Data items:
+++

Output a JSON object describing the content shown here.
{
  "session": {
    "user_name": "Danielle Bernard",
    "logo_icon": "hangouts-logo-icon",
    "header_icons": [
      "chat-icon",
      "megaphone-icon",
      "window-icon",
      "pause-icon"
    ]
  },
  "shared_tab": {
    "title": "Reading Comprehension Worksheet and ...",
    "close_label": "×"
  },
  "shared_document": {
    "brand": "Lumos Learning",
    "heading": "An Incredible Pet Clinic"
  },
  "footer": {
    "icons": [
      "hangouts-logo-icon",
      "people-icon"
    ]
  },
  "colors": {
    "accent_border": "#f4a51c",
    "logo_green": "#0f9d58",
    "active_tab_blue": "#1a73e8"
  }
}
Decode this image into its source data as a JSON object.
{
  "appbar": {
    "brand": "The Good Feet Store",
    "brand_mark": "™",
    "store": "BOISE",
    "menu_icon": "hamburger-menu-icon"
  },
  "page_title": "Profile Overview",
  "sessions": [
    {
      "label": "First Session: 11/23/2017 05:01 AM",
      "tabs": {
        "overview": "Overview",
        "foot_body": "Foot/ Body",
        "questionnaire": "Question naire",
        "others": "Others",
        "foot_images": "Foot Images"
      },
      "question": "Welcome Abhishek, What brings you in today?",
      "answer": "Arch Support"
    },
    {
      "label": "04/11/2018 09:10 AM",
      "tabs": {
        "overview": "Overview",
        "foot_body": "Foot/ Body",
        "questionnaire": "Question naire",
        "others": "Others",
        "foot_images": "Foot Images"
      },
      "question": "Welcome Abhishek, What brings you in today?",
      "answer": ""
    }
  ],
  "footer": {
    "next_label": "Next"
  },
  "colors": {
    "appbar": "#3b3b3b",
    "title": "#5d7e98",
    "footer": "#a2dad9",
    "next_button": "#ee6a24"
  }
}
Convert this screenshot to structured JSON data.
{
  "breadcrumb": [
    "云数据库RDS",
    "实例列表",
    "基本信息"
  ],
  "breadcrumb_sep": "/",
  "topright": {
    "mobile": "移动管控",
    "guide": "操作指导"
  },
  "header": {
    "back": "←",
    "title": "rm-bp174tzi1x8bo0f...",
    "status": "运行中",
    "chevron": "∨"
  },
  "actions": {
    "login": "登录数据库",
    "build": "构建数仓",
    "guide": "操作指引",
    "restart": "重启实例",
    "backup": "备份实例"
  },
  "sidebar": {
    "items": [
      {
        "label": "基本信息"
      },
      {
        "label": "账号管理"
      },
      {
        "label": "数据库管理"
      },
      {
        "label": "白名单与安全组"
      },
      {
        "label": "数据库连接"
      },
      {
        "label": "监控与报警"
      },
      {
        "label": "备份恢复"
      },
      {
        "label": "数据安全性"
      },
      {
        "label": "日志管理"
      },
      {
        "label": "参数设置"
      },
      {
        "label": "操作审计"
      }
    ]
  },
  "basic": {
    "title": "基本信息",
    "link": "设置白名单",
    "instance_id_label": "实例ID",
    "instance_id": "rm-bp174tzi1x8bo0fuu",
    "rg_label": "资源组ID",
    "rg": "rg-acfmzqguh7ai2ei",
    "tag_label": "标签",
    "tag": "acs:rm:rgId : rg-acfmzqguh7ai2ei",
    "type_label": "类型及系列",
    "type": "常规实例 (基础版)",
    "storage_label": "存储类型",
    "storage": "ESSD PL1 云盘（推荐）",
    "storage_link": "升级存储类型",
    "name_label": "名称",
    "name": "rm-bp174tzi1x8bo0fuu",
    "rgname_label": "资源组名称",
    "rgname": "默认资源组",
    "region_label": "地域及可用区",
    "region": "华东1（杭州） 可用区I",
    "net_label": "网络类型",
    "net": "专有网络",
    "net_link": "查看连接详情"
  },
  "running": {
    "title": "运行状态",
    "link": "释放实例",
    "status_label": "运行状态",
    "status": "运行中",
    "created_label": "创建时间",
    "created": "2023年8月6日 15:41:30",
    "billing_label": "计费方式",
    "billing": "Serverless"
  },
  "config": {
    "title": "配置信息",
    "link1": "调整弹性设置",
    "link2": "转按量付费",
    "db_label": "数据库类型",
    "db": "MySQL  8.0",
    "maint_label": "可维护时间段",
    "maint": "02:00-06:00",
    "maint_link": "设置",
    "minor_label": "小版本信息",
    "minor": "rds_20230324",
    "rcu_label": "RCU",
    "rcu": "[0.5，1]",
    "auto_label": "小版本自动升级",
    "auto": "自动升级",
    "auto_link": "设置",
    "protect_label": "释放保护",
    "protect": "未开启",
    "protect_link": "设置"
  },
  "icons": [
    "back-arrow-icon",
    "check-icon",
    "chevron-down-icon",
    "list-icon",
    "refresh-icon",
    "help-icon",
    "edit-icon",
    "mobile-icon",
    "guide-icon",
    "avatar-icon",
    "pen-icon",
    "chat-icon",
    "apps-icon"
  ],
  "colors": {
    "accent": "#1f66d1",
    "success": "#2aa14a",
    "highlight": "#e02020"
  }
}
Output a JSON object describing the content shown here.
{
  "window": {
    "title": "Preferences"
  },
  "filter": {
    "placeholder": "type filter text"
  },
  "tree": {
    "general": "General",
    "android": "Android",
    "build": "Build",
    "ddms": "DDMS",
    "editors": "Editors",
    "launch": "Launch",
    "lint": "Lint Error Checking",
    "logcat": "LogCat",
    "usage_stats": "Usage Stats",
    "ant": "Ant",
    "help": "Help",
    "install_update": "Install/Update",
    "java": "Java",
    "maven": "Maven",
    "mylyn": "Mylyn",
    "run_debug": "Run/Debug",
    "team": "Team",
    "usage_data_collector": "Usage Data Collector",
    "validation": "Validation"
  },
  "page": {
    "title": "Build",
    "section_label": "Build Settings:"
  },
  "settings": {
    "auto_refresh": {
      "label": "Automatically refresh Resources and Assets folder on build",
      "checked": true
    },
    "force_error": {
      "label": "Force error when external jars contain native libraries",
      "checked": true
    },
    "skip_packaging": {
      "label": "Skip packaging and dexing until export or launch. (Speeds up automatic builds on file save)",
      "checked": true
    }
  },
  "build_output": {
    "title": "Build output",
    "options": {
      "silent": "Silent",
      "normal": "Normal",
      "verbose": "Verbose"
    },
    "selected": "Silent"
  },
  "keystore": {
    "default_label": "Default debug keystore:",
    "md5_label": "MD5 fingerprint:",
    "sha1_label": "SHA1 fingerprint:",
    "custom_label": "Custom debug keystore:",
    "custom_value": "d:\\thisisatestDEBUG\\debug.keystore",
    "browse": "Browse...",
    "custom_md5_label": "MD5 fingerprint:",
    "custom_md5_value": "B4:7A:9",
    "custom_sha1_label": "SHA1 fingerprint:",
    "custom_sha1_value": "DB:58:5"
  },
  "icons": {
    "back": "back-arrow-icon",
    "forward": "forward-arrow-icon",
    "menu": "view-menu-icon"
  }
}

+++

AIM:
Retype all the records, matching them exactly.

ANSWER TO THE PROBLEM:
Output a JSON object describing the content shown here.
{
  "session": {
    "user_name": "Danielle Bernard",
    "logo_icon": "hangouts-logo-icon",
    "header_icons": [
      "chat-icon",
      "megaphone-icon",
      "window-icon",
      "pause-icon"
    ]
  },
  "shared_tab": {
    "title": "Reading Comprehension Worksheet and ...",
    "close_label": "×"
  },
  "shared_document": {
    "brand": "Lumos Learning",
    "heading": "An Incredible Pet Clinic"
  },
  "footer": {
    "icons": [
      "hangouts-logo-icon",
      "people-icon"
    ]
  },
  "colors": {
    "accent_border": "#f4a51c",
    "logo_green": "#0f9d58",
    "active_tab_blue": "#1a73e8"
  }
}
Decode this image into its source data as a JSON object.
{
  "appbar": {
    "brand": "The Good Feet Store",
    "brand_mark": "™",
    "store": "BOISE",
    "menu_icon": "hamburger-menu-icon"
  },
  "page_title": "Profile Overview",
  "sessions": [
    {
      "label": "First Session: 11/23/2017 05:01 AM",
      "tabs": {
        "overview": "Overview",
        "foot_body": "Foot/ Body",
        "questionnaire": "Question naire",
        "others": "Others",
        "foot_images": "Foot Images"
      },
      "question": "Welcome Abhishek, What brings you in today?",
      "answer": "Arch Support"
    },
    {
      "label": "04/11/2018 09:10 AM",
      "tabs": {
        "overview": "Overview",
        "foot_body": "Foot/ Body",
        "questionnaire": "Question naire",
        "others": "Others",
        "foot_images": "Foot Images"
      },
      "question": "Welcome Abhishek, What brings you in today?",
      "answer": ""
    }
  ],
  "footer": {
    "next_label": "Next"
  },
  "colors": {
    "appbar": "#3b3b3b",
    "title": "#5d7e98",
    "footer": "#a2dad9",
    "next_button": "#ee6a24"
  }
}
Convert this screenshot to structured JSON data.
{
  "breadcrumb": [
    "云数据库RDS",
    "实例列表",
    "基本信息"
  ],
  "breadcrumb_sep": "/",
  "topright": {
    "mobile": "移动管控",
    "guide": "操作指导"
  },
  "header": {
    "back": "←",
    "title": "rm-bp174tzi1x8bo0f...",
    "status": "运行中",
    "chevron": "∨"
  },
  "actions": {
    "login": "登录数据库",
    "build": "构建数仓",
    "guide": "操作指引",
    "restart": "重启实例",
    "backup": "备份实例"
  },
  "sidebar": {
    "items": [
      {
        "label": "基本信息"
      },
      {
        "label": "账号管理"
      },
      {
        "label": "数据库管理"
      },
      {
        "label": "白名单与安全组"
      },
      {
        "label": "数据库连接"
      },
      {
        "label": "监控与报警"
      },
      {
        "label": "备份恢复"
      },
      {
        "label": "数据安全性"
      },
      {
        "label": "日志管理"
      },
      {
        "label": "参数设置"
      },
      {
        "label": "操作审计"
      }
    ]
  },
  "basic": {
    "title": "基本信息",
    "link": "设置白名单",
    "instance_id_label": "实例ID",
    "instance_id": "rm-bp174tzi1x8bo0fuu",
    "rg_label": "资源组ID",
    "rg": "rg-acfmzqguh7ai2ei",
    "tag_label": "标签",
    "tag": "acs:rm:rgId : rg-acfmzqguh7ai2ei",
    "type_label": "类型及系列",
    "type": "常规实例 (基础版)",
    "storage_label": "存储类型",
    "storage": "ESSD PL1 云盘（推荐）",
    "storage_link": "升级存储类型",
    "name_label": "名称",
    "name": "rm-bp174tzi1x8bo0fuu",
    "rgname_label": "资源组名称",
    "rgname": "默认资源组",
    "region_label": "地域及可用区",
    "region": "华东1（杭州） 可用区I",
    "net_label": "网络类型",
    "net": "专有网络",
    "net_link": "查看连接详情"
  },
  "running": {
    "title": "运行状态",
    "link": "释放实例",
    "status_label": "运行状态",
    "status": "运行中",
    "created_label": "创建时间",
    "created": "2023年8月6日 15:41:30",
    "billing_label": "计费方式",
    "billing": "Serverless"
  },
  "config": {
    "title": "配置信息",
    "link1": "调整弹性设置",
    "link2": "转按量付费",
    "db_label": "数据库类型",
    "db": "MySQL  8.0",
    "maint_label": "可维护时间段",
    "maint": "02:00-06:00",
    "maint_link": "设置",
    "minor_label": "小版本信息",
    "minor": "rds_20230324",
    "rcu_label": "RCU",
    "rcu": "[0.5，1]",
    "auto_label": "小版本自动升级",
    "auto": "自动升级",
    "auto_link": "设置",
    "protect_label": "释放保护",
    "protect": "未开启",
    "protect_link": "设置"
  },
  "icons": [
    "back-arrow-icon",
    "check-icon",
    "chevron-down-icon",
    "list-icon",
    "refresh-icon",
    "help-icon",
    "edit-icon",
    "mobile-icon",
    "guide-icon",
    "avatar-icon",
    "pen-icon",
    "chat-icon",
    "apps-icon"
  ],
  "colors": {
    "accent": "#1f66d1",
    "success": "#2aa14a",
    "highlight": "#e02020"
  }
}
Output a JSON object describing the content shown here.
{
  "window": {
    "title": "Preferences"
  },
  "filter": {
    "placeholder": "type filter text"
  },
  "tree": {
    "general": "General",
    "android": "Android",
    "build": "Build",
    "ddms": "DDMS",
    "editors": "Editors",
    "launch": "Launch",
    "lint": "Lint Error Checking",
    "logcat": "LogCat",
    "usage_stats": "Usage Stats",
    "ant": "Ant",
    "help": "Help",
    "install_update": "Install/Update",
    "java": "Java",
    "maven": "Maven",
    "mylyn": "Mylyn",
    "run_debug": "Run/Debug",
    "team": "Team",
    "usage_data_collector": "Usage Data Collector",
    "validation": "Validation"
  },
  "page": {
    "title": "Build",
    "section_label": "Build Settings:"
  },
  "settings": {
    "auto_refresh": {
      "label": "Automatically refresh Resources and Assets folder on build",
      "checked": true
    },
    "force_error": {
      "label": "Force error when external jars contain native libraries",
      "checked": true
    },
    "skip_packaging": {
      "label": "Skip packaging and dexing until export or launch. (Speeds up automatic builds on file save)",
      "checked": true
    }
  },
  "build_output": {
    "title": "Build output",
    "options": {
      "silent": "Silent",
      "normal": "Normal",
      "verbose": "Verbose"
    },
    "selected": "Silent"
  },
  "keystore": {
    "default_label": "Default debug keystore:",
    "md5_label": "MD5 fingerprint:",
    "sha1_label": "SHA1 fingerprint:",
    "custom_label": "Custom debug keystore:",
    "custom_value": "d:\\thisisatestDEBUG\\debug.keystore",
    "browse": "Browse...",
    "custom_md5_label": "MD5 fingerprint:",
    "custom_md5_value": "B4:7A:9",
    "custom_sha1_label": "SHA1 fingerprint:",
    "custom_sha1_value": "DB:58:5"
  },
  "icons": {
    "back": "back-arrow-icon",
    "forward": "forward-arrow-icon",
    "menu": "view-menu-icon"
  }
}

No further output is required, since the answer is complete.